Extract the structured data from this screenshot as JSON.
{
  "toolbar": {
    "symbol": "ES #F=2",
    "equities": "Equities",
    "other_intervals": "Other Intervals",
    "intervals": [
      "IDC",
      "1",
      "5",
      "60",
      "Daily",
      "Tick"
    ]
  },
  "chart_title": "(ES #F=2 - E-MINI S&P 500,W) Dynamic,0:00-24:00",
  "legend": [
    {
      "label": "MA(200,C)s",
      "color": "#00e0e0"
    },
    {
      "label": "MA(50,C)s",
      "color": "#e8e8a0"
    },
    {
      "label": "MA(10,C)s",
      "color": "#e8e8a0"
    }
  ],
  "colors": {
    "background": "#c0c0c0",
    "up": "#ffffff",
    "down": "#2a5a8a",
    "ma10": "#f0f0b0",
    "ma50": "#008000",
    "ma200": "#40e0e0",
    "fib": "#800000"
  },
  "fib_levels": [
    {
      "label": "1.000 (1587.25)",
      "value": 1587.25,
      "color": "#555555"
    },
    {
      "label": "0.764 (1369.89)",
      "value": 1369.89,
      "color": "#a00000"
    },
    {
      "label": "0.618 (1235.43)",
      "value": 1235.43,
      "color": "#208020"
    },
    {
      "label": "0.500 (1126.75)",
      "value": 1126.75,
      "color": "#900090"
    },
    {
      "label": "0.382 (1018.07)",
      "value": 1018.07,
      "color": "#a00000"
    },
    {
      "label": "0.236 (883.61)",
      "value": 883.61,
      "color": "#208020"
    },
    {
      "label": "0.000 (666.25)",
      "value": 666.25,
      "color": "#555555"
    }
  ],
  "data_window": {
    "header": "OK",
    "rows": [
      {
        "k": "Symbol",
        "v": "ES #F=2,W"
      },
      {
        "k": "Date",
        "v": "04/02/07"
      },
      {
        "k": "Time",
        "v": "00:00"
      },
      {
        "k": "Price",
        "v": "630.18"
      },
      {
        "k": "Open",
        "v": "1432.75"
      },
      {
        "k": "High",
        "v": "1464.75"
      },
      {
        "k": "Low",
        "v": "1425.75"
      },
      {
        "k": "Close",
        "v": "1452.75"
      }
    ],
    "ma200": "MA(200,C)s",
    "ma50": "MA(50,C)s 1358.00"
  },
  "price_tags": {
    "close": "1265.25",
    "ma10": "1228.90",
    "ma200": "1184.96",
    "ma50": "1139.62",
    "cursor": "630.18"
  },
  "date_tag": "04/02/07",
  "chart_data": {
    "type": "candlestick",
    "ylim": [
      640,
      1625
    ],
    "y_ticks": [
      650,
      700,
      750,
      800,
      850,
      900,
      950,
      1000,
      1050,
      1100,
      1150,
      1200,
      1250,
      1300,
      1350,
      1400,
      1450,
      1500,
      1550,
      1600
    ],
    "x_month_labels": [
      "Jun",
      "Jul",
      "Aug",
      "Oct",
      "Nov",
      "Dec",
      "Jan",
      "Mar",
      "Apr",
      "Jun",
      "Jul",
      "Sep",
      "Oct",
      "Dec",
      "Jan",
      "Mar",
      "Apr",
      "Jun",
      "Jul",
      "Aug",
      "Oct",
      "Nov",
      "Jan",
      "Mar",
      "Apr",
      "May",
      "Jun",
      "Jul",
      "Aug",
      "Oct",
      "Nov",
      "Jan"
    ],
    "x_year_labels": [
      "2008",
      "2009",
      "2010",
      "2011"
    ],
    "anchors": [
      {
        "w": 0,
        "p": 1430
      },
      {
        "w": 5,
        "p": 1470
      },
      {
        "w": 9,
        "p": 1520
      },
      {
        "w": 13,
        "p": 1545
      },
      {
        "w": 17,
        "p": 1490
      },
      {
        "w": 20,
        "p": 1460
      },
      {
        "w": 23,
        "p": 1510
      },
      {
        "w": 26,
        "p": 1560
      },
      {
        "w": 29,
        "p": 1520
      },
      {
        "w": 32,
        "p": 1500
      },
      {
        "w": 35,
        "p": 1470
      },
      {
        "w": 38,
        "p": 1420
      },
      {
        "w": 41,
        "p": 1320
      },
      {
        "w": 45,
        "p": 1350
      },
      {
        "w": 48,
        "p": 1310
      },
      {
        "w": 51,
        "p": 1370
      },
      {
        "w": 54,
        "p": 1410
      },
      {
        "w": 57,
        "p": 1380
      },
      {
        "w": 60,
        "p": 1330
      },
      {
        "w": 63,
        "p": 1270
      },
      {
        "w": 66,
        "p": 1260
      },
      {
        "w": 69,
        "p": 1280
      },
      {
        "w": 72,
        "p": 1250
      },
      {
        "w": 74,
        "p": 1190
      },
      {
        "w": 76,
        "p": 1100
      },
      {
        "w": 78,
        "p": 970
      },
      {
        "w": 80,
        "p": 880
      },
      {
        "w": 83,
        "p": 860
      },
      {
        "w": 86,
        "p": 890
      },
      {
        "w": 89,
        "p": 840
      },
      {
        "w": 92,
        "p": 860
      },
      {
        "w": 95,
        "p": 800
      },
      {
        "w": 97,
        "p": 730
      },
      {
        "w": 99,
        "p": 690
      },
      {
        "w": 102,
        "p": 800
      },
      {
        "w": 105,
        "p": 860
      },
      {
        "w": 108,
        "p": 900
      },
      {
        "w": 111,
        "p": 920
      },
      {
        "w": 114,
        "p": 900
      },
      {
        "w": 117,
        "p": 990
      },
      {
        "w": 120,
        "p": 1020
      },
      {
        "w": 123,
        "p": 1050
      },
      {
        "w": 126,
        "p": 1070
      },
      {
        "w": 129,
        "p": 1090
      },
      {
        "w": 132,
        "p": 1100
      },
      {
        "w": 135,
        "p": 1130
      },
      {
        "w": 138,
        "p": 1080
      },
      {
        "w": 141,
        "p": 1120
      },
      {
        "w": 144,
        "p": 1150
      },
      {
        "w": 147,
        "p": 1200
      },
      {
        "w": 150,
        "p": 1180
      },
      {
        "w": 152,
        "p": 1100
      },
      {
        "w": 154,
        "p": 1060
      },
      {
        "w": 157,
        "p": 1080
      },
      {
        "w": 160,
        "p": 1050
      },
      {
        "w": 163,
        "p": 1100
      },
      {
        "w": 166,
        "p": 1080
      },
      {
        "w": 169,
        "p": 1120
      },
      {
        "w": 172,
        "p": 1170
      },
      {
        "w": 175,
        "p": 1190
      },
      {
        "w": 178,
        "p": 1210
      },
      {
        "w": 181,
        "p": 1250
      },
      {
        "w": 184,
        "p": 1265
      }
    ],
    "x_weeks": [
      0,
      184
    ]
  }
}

--

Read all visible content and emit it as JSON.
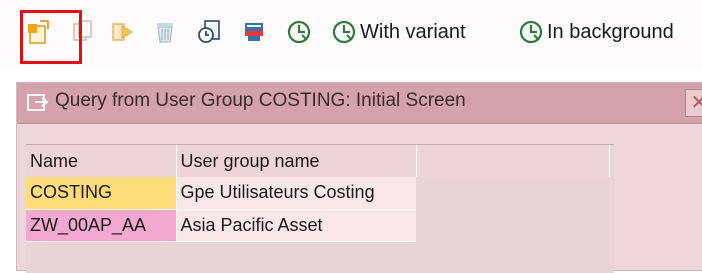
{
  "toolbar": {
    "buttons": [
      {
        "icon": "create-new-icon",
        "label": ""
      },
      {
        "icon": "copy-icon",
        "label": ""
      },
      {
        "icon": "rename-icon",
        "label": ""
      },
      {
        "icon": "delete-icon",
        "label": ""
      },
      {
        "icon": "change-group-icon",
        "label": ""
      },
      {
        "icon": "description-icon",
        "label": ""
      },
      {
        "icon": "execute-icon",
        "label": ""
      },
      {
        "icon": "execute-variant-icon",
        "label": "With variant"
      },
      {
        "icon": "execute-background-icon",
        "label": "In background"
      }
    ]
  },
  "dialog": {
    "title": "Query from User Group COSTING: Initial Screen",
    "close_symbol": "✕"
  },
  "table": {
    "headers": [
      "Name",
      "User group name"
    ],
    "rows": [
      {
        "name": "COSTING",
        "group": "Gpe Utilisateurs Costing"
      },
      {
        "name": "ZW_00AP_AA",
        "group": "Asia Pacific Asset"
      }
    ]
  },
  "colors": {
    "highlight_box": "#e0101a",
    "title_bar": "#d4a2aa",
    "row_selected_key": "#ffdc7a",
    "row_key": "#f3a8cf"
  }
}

==

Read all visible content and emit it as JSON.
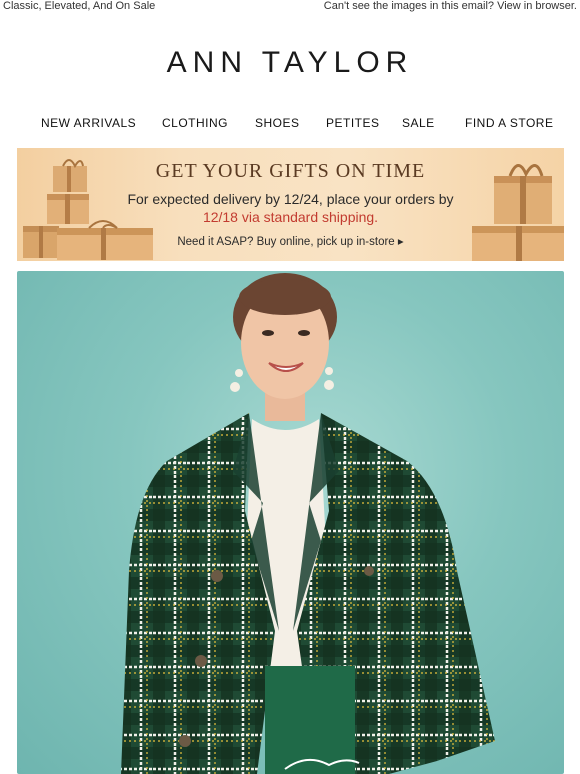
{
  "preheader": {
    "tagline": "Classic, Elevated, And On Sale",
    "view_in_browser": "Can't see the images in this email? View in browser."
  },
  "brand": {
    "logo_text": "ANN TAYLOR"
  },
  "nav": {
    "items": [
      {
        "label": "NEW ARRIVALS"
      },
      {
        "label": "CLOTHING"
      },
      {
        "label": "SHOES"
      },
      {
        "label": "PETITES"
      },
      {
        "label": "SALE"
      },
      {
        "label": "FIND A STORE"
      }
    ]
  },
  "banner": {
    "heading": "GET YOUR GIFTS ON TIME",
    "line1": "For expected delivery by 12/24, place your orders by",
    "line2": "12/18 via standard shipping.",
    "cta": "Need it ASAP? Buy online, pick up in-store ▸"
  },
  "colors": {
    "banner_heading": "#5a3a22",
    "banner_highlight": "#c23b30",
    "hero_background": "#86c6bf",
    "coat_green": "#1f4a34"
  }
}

**Exercise goal:**
In the listing above, locate each line with "icon" and copy it.

**Response to this task:**
        "icon": "create-new-icon",
        "icon": "copy-icon",
        "icon": "rename-icon",
        "icon": "delete-icon",
        "icon": "change-group-icon",
        "icon": "description-icon",
        "icon": "execute-icon",
        "icon": "execute-variant-icon",
        "icon": "execute-background-icon",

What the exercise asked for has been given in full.